** START Data supplied **
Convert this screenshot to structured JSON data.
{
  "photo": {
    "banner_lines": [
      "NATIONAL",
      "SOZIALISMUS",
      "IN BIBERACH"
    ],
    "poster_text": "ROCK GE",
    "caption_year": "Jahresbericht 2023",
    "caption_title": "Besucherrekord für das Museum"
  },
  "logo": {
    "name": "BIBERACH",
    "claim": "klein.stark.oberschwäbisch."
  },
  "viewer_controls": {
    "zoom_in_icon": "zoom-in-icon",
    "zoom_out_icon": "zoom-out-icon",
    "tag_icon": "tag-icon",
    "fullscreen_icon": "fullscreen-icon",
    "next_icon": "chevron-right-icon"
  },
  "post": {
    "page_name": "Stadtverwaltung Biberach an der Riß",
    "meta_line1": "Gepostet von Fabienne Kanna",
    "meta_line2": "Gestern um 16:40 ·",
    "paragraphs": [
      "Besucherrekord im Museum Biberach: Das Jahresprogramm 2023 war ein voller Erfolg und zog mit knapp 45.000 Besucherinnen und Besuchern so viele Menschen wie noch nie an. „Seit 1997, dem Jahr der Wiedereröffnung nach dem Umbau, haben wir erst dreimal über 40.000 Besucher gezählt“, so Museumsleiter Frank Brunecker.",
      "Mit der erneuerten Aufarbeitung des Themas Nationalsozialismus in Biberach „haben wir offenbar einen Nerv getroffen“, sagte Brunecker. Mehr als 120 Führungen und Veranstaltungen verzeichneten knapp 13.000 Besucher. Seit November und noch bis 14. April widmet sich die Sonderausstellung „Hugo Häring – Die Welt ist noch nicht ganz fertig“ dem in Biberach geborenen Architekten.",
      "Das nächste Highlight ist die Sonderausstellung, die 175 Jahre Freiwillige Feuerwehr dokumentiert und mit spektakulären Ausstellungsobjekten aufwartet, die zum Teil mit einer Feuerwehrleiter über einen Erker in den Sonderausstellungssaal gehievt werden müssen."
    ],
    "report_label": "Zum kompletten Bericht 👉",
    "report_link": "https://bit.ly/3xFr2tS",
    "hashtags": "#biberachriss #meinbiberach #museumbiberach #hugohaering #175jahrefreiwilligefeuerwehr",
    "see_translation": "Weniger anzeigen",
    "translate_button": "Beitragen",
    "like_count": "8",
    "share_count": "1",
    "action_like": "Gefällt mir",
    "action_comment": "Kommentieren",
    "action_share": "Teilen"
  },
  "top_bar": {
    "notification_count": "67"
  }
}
** END Data supplied **
In the records above, how many lines include "über"? Give that number and nothing more.

_Task response_
2